* Reading passage *
########################################

Recall that for each subexpression \(\textsf{oexpr}_n(\bar{y})\) in the original problem, corresponding to a node n, there is an expression \(\textsf{rexpr}_n(\bar{y}, \bar{w})\) involving new variables from the reduced problem. Suppose a node n corresponds to an expression \(f(u_1, \ldots , u_n)\) in the original problem, and the graph implementation of f introduces new variables \(\bar{v}\). For each \(v_j\), we need to devise an interpretation \(\textsf{interp}_{v_j}(\bar{y})\). To start with, \(\textsf{sol}_f\) provides a solution to \(v_j\) in terms of the arguments \(u_1, \ldots , u_n\). For each of these arguments, \(\textsf{rexpr}\) provides a representation in terms of the variables \(\bar{y}\) and other new variables. Composing these, we get an expression \(\textsf{e}(\bar{y}, w_1, \ldots , w_{\ell })\) for \(v_j\) in terms of the variables \(\bar{y}\) of the original problem and new variables \(w_1, \ldots , w_{\ell }\). Recursively, we find interpretations \(\textsf{interp}_{w_k}(\bar{y})\) of each \(w_k\), and define \(\textsf{interp}_{v_j}(\bar{y})\) to be \(\textsf{e}(\bar{y}, \textsf{interp}_{w_1}(\bar{y}), \ldots , \textsf{interp}_{w_{\ell }}(\bar{y}))\). In other words, we read off the interpretation of each new variable of the reduced problem from the intended solution to the graph equation, which may, in turn, require the interpretation of other new variables that were previously introduced.

In the end, the forward map \(\varphi \) is the function that maps the variables \(\bar{y}\) in the original problem to the tuple \((\bar{y}, \textsf{interp}_{z_1}(\bar{y}), \dots , \textsf{interp}_{z_m}(\bar{y}))\), where \(z_1, \ldots , z_m\) are the new variables. To show that \((\varphi , \psi )\) is a strong equivalence, we must show that for any feasible point \(\bar{y}\) of the original problem, \(\varphi (\bar{y})\) is a feasible point of the reduced problem. This follows from the solution correctness requirement above. We also need to show that if \(f(\bar{y})\) is the objective function of the original problem and \(g(\bar{y}, \bar{z})\) is the objective function of the reduced problem, \(g(\varphi (\bar{y})) \le f(\bar{y})\). In fact, the solution correctness requirement enables us to prove the stronger property \(g(\varphi (\bar{y})) = f(\bar{y})\). Finally, we need to show that for any feasible point \(\bar{y}, \bar{z}\) of the reduced problem, the tuple \(\bar{y}\) is a feasible point of the original problem and \(f(\bar{y}) \le g(\bar{y}, \bar{z})\). To do that, we recursively use the optimality requirement to show \(\textsf{rexpr}_{n}(\bar{y},\bar{z}) \ge \textsf{oexpr}_{n}(\bar{y})\) whenever the node n marks a convex expression or an affine expression in the role of a convex expression, and \(\textsf{rexpr}_{n}(\bar{y},\bar{z}) \le \textsf{oexpr}_{n}(\bar{y})\) whenever the node n marks a concave expression or an affine expression in the role of a concave expression.

########################################

* Information supplied *

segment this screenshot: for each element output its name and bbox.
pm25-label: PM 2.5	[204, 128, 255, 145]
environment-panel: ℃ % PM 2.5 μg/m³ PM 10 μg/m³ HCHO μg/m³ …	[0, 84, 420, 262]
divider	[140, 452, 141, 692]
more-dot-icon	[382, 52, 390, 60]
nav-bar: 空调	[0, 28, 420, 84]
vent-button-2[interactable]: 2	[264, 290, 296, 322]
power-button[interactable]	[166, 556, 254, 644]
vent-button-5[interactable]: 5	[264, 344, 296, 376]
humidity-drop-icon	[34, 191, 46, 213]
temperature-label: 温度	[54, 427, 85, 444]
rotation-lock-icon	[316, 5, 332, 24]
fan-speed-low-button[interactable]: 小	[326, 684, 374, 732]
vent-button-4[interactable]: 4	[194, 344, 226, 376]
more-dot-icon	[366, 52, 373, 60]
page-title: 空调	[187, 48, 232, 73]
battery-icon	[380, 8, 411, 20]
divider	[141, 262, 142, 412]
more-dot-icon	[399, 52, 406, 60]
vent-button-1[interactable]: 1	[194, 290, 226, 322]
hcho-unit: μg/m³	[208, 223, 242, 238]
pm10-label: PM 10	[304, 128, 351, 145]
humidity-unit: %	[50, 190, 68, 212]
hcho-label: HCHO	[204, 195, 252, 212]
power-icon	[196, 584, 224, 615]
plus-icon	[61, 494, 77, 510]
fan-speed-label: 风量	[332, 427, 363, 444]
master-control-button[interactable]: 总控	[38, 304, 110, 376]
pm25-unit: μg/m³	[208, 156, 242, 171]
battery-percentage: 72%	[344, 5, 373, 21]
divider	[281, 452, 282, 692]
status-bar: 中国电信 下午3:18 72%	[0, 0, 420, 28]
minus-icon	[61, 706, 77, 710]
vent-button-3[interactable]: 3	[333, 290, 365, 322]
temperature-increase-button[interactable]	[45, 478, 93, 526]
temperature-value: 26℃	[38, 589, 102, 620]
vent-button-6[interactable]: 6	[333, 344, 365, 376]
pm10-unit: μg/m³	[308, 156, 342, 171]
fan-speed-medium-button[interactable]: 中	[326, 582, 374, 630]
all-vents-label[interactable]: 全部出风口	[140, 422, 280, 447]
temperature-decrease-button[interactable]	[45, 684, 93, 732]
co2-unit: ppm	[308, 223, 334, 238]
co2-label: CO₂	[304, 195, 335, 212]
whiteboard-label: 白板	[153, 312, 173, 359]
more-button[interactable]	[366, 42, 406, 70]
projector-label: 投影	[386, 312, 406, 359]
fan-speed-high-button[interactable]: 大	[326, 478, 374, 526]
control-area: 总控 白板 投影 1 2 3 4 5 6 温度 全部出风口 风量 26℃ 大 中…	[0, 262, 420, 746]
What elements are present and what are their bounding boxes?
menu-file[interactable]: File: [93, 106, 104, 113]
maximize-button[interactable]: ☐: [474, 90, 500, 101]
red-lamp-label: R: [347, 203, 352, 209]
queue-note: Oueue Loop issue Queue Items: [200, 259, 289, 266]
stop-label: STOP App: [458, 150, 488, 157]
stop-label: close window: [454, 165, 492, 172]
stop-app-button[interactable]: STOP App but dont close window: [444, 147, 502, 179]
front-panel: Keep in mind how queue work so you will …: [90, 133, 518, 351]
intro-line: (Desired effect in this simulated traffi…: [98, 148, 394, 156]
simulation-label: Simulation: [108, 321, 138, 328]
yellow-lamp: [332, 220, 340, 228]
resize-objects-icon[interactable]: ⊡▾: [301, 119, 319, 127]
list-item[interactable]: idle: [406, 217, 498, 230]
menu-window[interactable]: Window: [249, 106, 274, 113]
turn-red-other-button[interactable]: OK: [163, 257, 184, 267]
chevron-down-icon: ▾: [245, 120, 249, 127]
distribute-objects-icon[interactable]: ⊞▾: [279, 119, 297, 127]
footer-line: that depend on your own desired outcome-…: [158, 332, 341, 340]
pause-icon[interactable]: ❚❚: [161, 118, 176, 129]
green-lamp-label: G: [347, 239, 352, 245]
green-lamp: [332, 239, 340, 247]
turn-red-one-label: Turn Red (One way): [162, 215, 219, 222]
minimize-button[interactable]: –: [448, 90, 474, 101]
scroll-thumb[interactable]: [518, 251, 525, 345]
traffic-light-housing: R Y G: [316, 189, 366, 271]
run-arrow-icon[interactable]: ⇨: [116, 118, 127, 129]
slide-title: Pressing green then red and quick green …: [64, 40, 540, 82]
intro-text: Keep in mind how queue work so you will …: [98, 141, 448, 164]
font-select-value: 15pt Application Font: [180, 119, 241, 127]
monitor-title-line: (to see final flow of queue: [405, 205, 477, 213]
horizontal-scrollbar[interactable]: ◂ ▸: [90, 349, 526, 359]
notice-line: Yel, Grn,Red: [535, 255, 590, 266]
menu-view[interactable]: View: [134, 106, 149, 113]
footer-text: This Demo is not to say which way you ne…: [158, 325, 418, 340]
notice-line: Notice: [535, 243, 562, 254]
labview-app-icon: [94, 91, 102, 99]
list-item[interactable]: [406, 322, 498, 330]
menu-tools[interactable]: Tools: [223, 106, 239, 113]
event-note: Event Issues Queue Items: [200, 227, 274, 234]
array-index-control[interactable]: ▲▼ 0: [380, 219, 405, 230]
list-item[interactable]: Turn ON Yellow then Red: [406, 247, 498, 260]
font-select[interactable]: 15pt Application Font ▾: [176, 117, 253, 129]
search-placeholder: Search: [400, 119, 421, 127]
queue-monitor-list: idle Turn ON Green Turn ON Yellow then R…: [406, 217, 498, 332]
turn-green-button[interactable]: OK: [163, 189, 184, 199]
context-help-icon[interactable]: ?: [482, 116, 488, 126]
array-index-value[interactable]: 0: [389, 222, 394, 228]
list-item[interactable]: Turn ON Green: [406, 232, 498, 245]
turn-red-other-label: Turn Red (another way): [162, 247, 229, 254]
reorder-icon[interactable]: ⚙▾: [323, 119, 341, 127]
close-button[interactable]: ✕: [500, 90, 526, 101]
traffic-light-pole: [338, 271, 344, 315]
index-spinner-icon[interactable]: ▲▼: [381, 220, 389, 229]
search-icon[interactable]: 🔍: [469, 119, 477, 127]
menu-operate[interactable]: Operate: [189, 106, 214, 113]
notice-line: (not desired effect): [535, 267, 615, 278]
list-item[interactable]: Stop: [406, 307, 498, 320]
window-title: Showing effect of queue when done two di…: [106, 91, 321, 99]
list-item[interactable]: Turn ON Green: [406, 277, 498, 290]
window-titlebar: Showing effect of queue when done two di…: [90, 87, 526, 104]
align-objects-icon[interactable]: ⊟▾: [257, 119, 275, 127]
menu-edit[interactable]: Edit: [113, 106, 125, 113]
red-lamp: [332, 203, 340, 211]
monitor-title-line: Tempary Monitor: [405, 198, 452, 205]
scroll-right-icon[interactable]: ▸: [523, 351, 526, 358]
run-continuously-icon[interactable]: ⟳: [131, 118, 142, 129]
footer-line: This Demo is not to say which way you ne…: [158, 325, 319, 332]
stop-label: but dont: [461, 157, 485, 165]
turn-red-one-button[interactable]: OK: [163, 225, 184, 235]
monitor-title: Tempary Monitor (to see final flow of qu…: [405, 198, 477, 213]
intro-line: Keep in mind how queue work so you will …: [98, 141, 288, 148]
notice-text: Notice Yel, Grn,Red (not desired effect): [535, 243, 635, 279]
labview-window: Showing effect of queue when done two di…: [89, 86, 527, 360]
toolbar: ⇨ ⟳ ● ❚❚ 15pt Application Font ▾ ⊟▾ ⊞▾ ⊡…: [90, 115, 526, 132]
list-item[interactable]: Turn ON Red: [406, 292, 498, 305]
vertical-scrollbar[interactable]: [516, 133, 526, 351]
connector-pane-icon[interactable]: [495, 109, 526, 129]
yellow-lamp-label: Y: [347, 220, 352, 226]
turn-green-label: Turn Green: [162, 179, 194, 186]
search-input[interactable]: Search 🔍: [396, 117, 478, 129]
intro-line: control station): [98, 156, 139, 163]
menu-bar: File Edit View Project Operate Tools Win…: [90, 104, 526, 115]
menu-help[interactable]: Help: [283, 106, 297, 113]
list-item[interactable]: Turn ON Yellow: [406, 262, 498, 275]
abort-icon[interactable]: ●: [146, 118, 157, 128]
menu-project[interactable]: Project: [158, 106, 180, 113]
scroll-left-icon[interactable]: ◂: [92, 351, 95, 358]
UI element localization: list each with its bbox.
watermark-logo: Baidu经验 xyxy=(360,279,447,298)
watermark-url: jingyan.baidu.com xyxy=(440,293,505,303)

########################################

* Set problem *
List every kind of expression that the passage on the forward map and strong equivalence says a node n can mark.

* Exercise result *
- a convex expression
- an affine expression in the role of a convex expression
- a concave expression
- an affine expression in the role of a concave expression